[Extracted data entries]
────────

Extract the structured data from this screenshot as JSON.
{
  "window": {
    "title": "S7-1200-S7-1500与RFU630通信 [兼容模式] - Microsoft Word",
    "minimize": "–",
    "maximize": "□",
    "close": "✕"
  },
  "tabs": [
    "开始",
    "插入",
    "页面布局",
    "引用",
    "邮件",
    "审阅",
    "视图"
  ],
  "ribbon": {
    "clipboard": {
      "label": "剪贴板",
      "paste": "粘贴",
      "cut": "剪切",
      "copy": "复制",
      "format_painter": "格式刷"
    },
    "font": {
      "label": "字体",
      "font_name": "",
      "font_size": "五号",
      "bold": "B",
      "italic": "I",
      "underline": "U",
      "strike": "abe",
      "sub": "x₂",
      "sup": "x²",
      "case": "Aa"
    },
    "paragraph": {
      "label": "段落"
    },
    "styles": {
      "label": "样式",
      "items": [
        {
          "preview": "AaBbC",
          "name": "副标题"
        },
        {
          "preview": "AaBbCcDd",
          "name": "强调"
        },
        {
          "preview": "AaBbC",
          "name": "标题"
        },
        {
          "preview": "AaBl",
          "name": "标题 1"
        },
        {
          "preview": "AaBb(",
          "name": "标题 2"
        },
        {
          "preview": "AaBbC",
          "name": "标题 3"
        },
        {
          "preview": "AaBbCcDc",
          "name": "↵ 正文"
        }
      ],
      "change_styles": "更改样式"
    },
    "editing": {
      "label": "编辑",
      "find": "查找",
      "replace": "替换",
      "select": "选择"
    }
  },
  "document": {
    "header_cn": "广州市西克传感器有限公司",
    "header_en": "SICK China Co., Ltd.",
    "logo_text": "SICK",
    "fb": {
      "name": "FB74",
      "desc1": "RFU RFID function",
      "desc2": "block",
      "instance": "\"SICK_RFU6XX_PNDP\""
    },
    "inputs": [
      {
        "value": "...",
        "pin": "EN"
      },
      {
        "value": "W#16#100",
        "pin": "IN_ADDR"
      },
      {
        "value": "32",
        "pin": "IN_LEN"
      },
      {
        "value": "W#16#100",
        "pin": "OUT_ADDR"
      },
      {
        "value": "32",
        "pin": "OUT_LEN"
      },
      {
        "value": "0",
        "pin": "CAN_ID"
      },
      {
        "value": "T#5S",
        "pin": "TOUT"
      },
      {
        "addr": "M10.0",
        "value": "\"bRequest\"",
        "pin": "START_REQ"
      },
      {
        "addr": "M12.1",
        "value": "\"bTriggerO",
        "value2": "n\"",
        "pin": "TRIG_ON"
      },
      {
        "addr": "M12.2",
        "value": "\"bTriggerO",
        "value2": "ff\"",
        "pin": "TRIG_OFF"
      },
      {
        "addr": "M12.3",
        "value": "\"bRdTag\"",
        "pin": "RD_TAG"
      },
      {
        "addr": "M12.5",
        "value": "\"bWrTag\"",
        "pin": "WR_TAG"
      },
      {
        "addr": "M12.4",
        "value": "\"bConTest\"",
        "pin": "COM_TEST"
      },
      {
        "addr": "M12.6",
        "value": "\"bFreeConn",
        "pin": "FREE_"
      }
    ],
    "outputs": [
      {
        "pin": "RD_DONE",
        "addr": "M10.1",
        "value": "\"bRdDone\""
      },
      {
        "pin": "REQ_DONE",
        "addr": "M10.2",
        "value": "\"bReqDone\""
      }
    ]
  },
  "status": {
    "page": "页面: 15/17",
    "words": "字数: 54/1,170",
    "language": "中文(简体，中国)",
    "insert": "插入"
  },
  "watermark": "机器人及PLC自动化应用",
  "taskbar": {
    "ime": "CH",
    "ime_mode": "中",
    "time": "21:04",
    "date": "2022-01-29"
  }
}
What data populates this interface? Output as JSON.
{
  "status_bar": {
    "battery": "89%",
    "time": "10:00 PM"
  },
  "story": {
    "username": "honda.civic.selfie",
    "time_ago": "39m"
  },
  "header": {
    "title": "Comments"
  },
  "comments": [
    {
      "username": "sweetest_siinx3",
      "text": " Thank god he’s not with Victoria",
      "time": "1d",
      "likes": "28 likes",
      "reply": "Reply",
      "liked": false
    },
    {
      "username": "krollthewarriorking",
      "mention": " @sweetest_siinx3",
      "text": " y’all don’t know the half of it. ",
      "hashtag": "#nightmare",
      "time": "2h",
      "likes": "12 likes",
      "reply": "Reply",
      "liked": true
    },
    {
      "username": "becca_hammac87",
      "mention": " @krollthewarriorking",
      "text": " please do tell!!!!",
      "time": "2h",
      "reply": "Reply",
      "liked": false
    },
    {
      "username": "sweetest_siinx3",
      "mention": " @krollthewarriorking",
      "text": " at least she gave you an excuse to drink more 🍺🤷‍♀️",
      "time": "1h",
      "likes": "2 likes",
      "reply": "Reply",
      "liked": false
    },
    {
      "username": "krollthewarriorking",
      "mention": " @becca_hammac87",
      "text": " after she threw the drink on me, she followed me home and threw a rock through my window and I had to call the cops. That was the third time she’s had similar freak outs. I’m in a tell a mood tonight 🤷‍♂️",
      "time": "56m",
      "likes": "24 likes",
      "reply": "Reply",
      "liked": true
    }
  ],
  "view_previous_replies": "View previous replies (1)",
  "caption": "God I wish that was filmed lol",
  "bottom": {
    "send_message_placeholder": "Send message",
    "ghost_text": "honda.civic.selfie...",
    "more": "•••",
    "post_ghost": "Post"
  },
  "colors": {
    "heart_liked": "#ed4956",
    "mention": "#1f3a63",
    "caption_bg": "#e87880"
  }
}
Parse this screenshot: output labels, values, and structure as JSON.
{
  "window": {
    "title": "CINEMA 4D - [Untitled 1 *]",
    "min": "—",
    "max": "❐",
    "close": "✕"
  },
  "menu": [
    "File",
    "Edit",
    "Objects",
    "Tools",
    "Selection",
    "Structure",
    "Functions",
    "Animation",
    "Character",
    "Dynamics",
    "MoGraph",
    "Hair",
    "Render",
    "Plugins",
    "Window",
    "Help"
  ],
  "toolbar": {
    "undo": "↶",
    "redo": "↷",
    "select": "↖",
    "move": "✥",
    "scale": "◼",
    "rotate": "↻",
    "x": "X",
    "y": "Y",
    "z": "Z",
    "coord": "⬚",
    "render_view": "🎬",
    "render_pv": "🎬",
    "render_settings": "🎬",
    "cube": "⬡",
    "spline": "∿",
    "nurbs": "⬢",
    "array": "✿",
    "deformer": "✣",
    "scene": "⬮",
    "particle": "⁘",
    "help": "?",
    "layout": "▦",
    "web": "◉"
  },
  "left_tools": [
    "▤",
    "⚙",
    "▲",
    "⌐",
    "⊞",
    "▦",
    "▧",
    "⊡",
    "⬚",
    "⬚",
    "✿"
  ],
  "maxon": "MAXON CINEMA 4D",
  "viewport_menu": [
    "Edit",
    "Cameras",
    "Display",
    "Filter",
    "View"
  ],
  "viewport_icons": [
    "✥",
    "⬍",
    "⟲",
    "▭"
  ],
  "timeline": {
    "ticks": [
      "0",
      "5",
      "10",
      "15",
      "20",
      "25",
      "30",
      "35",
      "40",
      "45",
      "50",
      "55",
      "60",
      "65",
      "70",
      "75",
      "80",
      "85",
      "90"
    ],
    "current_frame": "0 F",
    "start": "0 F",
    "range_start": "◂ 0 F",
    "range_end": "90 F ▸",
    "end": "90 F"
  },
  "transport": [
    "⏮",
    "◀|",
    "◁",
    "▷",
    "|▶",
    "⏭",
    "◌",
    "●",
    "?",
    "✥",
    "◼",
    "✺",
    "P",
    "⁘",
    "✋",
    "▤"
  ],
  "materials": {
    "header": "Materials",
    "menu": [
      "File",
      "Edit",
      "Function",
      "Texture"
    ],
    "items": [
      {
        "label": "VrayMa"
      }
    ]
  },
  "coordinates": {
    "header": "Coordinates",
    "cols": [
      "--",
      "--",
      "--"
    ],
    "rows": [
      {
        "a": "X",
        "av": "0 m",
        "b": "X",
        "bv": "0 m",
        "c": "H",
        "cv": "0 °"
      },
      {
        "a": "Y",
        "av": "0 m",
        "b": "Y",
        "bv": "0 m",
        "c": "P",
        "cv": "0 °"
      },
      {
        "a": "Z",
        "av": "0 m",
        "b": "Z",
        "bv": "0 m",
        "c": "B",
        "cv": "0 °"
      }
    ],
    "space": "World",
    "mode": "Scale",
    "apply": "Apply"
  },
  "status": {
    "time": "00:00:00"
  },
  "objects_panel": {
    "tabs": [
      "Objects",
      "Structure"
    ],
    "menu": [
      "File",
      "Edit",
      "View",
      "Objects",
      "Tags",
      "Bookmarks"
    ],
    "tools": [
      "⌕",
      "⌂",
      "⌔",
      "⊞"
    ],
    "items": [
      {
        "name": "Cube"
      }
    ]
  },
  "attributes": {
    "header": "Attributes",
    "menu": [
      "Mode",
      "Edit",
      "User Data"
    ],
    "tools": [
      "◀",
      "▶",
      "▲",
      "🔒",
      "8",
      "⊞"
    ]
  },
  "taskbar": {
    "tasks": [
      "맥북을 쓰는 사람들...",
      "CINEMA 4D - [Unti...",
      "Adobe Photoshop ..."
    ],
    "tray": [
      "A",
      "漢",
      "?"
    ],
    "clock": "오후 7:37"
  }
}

────────

▶ Task description
Look through the material above. Copy each line where the word "selfie" appears.

▶ The completed task
    "username": "honda.civic.selfie",
    "ghost_text": "honda.civic.selfie...",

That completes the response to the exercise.